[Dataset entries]
----

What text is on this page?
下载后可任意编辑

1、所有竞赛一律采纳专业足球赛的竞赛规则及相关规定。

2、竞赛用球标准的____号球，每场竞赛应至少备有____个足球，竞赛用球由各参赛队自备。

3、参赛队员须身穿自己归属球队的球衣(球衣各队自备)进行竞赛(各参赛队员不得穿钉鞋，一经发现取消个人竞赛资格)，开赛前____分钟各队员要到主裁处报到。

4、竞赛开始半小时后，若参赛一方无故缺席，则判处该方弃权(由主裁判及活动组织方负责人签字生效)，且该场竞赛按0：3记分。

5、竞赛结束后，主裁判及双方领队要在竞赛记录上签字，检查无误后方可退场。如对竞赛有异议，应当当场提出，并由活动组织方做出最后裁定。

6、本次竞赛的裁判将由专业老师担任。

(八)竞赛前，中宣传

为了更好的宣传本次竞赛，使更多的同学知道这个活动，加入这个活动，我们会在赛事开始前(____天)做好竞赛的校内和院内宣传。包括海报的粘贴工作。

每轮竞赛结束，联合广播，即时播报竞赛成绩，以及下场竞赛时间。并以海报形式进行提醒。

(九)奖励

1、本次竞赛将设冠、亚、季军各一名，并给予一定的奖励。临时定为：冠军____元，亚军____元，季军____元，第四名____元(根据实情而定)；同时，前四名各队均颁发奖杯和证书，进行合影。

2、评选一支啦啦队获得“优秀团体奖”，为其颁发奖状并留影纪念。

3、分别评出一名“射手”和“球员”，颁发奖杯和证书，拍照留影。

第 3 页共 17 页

----

Transcribe each record exactly. Leave nothing out.

What text is on this page?
下载后可任意编辑

1、所有竞赛一律采纳专业足球赛的竞赛规则及相关规定。

2、竞赛用球标准的____号球，每场竞赛应至少备有____个足球，竞赛用球由各参赛队自备。

3、参赛队员须身穿自己归属球队的球衣(球衣各队自备)进行竞赛(各参赛队员不得穿钉鞋，一经发现取消个人竞赛资格)，开赛前____分钟各队员要到主裁处报到。

4、竞赛开始半小时后，若参赛一方无故缺席，则判处该方弃权(由主裁判及活动组织方负责人签字生效)，且该场竞赛按0：3记分。

5、竞赛结束后，主裁判及双方领队要在竞赛记录上签字，检查无误后方可退场。如对竞赛有异议，应当当场提出，并由活动组织方做出最后裁定。

6、本次竞赛的裁判将由专业老师担任。

(八)竞赛前，中宣传

为了更好的宣传本次竞赛，使更多的同学知道这个活动，加入这个活动，我们会在赛事开始前(____天)做好竞赛的校内和院内宣传。包括海报的粘贴工作。

每轮竞赛结束，联合广播，即时播报竞赛成绩，以及下场竞赛时间。并以海报形式进行提醒。

(九)奖励

1、本次竞赛将设冠、亚、季军各一名，并给予一定的奖励。临时定为：冠军____元，亚军____元，季军____元，第四名____元(根据实情而定)；同时，前四名各队均颁发奖杯和证书，进行合影。

2、评选一支啦啦队获得“优秀团体奖”，为其颁发奖状并留影纪念。

3、分别评出一名“射手”和“球员”，颁发奖杯和证书，拍照留影。

第 3 页共 17 页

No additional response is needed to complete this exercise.